[STATED PROBLEM]
Exactly as they appear, output all of the records. Skip any images.

[PROVIDED MATERIAL]
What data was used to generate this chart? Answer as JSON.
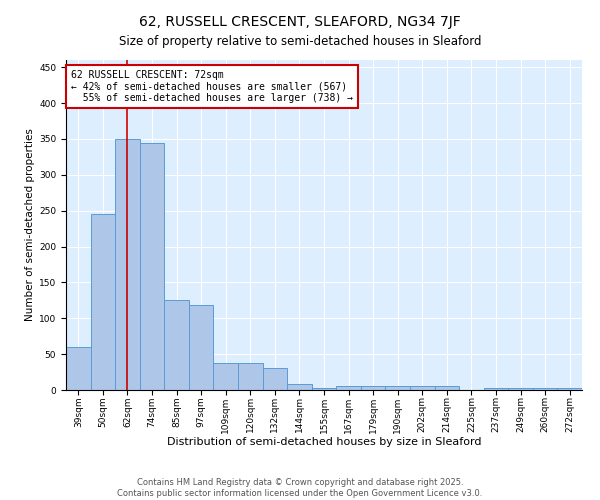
{
  "title": "62, RUSSELL CRESCENT, SLEAFORD, NG34 7JF",
  "subtitle": "Size of property relative to semi-detached houses in Sleaford",
  "xlabel": "Distribution of semi-detached houses by size in Sleaford",
  "ylabel": "Number of semi-detached properties",
  "categories": [
    "39sqm",
    "50sqm",
    "62sqm",
    "74sqm",
    "85sqm",
    "97sqm",
    "109sqm",
    "120sqm",
    "132sqm",
    "144sqm",
    "155sqm",
    "167sqm",
    "179sqm",
    "190sqm",
    "202sqm",
    "214sqm",
    "225sqm",
    "237sqm",
    "249sqm",
    "260sqm",
    "272sqm"
  ],
  "values": [
    60,
    245,
    350,
    345,
    125,
    118,
    38,
    38,
    30,
    8,
    3,
    5,
    5,
    6,
    6,
    5,
    0,
    3,
    3,
    3,
    3
  ],
  "bar_color": "#aec6e8",
  "bar_edge_color": "#5b9bd5",
  "vline_x_index": 2,
  "vline_color": "#cc0000",
  "annotation_text": "62 RUSSELL CRESCENT: 72sqm\n← 42% of semi-detached houses are smaller (567)\n  55% of semi-detached houses are larger (738) →",
  "annotation_box_color": "#ffffff",
  "annotation_box_edge": "#cc0000",
  "ylim": [
    0,
    460
  ],
  "yticks": [
    0,
    50,
    100,
    150,
    200,
    250,
    300,
    350,
    400,
    450
  ],
  "background_color": "#ddeeff",
  "footer_text": "Contains HM Land Registry data © Crown copyright and database right 2025.\nContains public sector information licensed under the Open Government Licence v3.0.",
  "title_fontsize": 10,
  "subtitle_fontsize": 8.5,
  "xlabel_fontsize": 8,
  "ylabel_fontsize": 7.5,
  "tick_fontsize": 6.5,
  "annotation_fontsize": 7,
  "footer_fontsize": 6
}
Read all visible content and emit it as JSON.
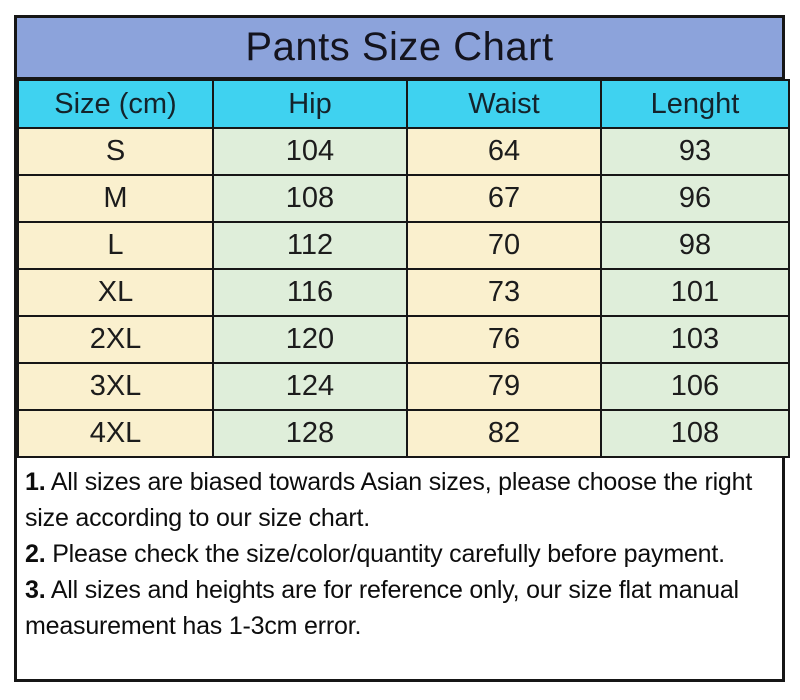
{
  "chart_data": {
    "type": "table",
    "title": "Pants Size Chart",
    "columns": [
      "Size (cm)",
      "Hip",
      "Waist",
      "Lenght"
    ],
    "rows": [
      [
        "S",
        "104",
        "64",
        "93"
      ],
      [
        "M",
        "108",
        "67",
        "96"
      ],
      [
        "L",
        "112",
        "70",
        "98"
      ],
      [
        "XL",
        "116",
        "73",
        "101"
      ],
      [
        "2XL",
        "120",
        "76",
        "103"
      ],
      [
        "3XL",
        "124",
        "79",
        "106"
      ],
      [
        "4XL",
        "128",
        "82",
        "108"
      ]
    ],
    "layout": {
      "grid": "on",
      "column_pattern": [
        "cream",
        "green",
        "cream",
        "green"
      ]
    }
  },
  "notes": [
    {
      "num": "1.",
      "text": " All sizes are biased towards Asian sizes, please choose the right size according to our size chart."
    },
    {
      "num": "2.",
      "text": " Please check the size/color/quantity carefully before payment."
    },
    {
      "num": "3.",
      "text": " All sizes and heights are for reference only, our size flat manual measurement has 1-3cm error."
    }
  ],
  "colors": {
    "title_bg": "#8CA3DB",
    "header_bg": "#3FD2F0",
    "column_cream": "#FAF0CE",
    "column_green": "#DFEEDA",
    "border": "#161616",
    "text": "#1c1c1c"
  }
}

[REPLY TO THE EXERCISE]
What data was used to generate this chart? Answer as JSON.
{
  "title": "62, RUSSELL CRESCENT, SLEAFORD, NG34 7JF",
  "subtitle": "Size of property relative to semi-detached houses in Sleaford",
  "xlabel": "Distribution of semi-detached houses by size in Sleaford",
  "ylabel": "Number of semi-detached properties",
  "categories": [
    "39sqm",
    "50sqm",
    "62sqm",
    "74sqm",
    "85sqm",
    "97sqm",
    "109sqm",
    "120sqm",
    "132sqm",
    "144sqm",
    "155sqm",
    "167sqm",
    "179sqm",
    "190sqm",
    "202sqm",
    "214sqm",
    "225sqm",
    "237sqm",
    "249sqm",
    "260sqm",
    "272sqm"
  ],
  "values": [
    60,
    245,
    350,
    345,
    125,
    118,
    38,
    38,
    30,
    8,
    3,
    5,
    5,
    6,
    6,
    5,
    0,
    3,
    3,
    3,
    3
  ],
  "bar_color": "#aec6e8",
  "bar_edge_color": "#5b9bd5",
  "vline_x_index": 2,
  "vline_color": "#cc0000",
  "annotation_text": "62 RUSSELL CRESCENT: 72sqm\n← 42% of semi-detached houses are smaller (567)\n  55% of semi-detached houses are larger (738) →",
  "annotation_box_color": "#ffffff",
  "annotation_box_edge": "#cc0000",
  "ylim": [
    0,
    460
  ],
  "yticks": [
    0,
    50,
    100,
    150,
    200,
    250,
    300,
    350,
    400,
    450
  ],
  "background_color": "#ddeeff",
  "footer_text": "Contains HM Land Registry data © Crown copyright and database right 2025.\nContains public sector information licensed under the Open Government Licence v3.0.",
  "title_fontsize": 10,
  "subtitle_fontsize": 8.5,
  "xlabel_fontsize": 8,
  "ylabel_fontsize": 7.5,
  "tick_fontsize": 6.5,
  "annotation_fontsize": 7,
  "footer_fontsize": 6
}
Read all visible content and emit it as JSON.
{
  "chart_data": {
    "type": "table",
    "title": "Pants Size Chart",
    "columns": [
      "Size (cm)",
      "Hip",
      "Waist",
      "Lenght"
    ],
    "rows": [
      [
        "S",
        "104",
        "64",
        "93"
      ],
      [
        "M",
        "108",
        "67",
        "96"
      ],
      [
        "L",
        "112",
        "70",
        "98"
      ],
      [
        "XL",
        "116",
        "73",
        "101"
      ],
      [
        "2XL",
        "120",
        "76",
        "103"
      ],
      [
        "3XL",
        "124",
        "79",
        "106"
      ],
      [
        "4XL",
        "128",
        "82",
        "108"
      ]
    ],
    "layout": {
      "grid": "on",
      "column_pattern": [
        "cream",
        "green",
        "cream",
        "green"
      ]
    }
  },
  "notes": [
    {
      "num": "1.",
      "text": " All sizes are biased towards Asian sizes, please choose the right size according to our size chart."
    },
    {
      "num": "2.",
      "text": " Please check the size/color/quantity carefully before payment."
    },
    {
      "num": "3.",
      "text": " All sizes and heights are for reference only, our size flat manual measurement has 1-3cm error."
    }
  ],
  "colors": {
    "title_bg": "#8CA3DB",
    "header_bg": "#3FD2F0",
    "column_cream": "#FAF0CE",
    "column_green": "#DFEEDA",
    "border": "#161616",
    "text": "#1c1c1c"
  }
}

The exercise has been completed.